The Ryan measure also revives a controversial plan to turn the Medicare program for the elderly into a voucher-like system for future beneficiaries born in 1959 or later. Critics say the idea would mean ever-spiraling out-of-pocket costs for care, but Ryan insists the plan would inject competition into a broken system.

‘‘This is an uncompromising, ideological approach to our budget issues,’’ said the Budget Committee’s top Democrat, Chris Van Hollen of Maryland. ‘‘The American people voted, and they resoundingly rejected the approach that is now taken, once again, for the third year in a row, in this Republican budget.’’

Fresh from passing the 2013 wrap-up measure on Wednesday, the Senate was turning to Murray’s plan, which would add nearly $1 trillion in new taxes over the coming decade in an attempt to stabilize the $16 trillion-plus national debt.

It’s the first budget debate scheduled by Senate Democrats in four years. Democratic leaders have seemed intent on protecting members from a slew of politically troublesome votes forced by Republicans and don’t seem to have suffered from charges that they've been shirking their budget duty.
○ ○ ○ ○ ○
In the budget excerpt, how much in new taxes would Murray's plan add over the coming decade?
○ ○ ○ ○ ○
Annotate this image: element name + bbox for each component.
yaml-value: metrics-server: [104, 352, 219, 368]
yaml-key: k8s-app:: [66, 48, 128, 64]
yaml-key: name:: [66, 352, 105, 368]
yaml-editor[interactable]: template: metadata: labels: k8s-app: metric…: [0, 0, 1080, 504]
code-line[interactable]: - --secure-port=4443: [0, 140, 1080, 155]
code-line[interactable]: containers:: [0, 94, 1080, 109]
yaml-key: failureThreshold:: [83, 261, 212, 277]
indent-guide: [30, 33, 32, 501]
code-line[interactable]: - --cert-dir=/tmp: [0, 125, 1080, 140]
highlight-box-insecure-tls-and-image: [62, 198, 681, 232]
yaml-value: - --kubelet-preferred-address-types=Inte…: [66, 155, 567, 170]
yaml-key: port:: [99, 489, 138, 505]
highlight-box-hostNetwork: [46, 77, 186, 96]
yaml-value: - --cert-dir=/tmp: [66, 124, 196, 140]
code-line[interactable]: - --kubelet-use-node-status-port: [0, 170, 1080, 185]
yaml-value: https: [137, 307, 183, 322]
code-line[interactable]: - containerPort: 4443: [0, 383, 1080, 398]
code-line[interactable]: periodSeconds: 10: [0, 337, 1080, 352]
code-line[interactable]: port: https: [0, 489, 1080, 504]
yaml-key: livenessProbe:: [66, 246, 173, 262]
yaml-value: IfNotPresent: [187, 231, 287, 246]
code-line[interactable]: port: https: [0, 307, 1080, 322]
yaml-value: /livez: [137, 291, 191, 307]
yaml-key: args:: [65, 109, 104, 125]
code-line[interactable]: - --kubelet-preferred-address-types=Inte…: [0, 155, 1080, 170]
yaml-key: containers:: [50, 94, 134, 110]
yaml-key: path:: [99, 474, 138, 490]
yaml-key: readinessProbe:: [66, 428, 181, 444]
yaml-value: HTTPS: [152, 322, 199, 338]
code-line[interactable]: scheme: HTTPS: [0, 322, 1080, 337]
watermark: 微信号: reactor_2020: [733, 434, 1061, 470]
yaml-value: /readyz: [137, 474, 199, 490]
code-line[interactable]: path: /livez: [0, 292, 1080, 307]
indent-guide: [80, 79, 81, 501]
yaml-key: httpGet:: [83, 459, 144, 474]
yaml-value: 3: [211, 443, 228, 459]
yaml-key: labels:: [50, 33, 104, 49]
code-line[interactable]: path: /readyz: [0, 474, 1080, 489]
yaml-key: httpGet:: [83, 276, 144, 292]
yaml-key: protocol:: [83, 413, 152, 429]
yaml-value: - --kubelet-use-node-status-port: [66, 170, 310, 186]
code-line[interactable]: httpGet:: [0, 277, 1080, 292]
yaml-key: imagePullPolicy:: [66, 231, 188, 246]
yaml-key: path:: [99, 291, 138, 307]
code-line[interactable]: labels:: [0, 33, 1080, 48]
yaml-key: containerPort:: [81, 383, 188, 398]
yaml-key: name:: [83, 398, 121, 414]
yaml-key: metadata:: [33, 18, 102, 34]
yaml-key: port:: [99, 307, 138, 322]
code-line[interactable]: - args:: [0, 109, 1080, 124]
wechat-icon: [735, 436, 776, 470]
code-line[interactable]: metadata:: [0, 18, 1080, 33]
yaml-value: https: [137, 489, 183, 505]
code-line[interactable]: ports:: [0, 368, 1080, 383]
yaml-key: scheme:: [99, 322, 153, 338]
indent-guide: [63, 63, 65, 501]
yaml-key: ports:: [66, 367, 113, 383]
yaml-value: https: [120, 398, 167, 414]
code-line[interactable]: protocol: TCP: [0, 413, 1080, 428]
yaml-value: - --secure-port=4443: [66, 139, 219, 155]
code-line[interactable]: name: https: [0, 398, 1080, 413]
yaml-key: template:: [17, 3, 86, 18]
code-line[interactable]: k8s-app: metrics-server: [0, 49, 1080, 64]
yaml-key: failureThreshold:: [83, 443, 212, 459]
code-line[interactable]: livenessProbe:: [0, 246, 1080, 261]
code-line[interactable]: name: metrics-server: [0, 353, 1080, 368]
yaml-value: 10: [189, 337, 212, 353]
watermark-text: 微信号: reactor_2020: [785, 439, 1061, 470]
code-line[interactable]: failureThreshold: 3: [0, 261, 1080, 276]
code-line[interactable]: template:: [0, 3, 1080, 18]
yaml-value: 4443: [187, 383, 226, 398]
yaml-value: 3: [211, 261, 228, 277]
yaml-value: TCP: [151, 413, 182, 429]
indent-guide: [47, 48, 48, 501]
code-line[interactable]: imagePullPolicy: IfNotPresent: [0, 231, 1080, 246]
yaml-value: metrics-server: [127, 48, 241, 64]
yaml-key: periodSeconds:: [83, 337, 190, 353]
○ ○ ○ ○ ○
- [Finished exercise]
Nearly $1 trillion.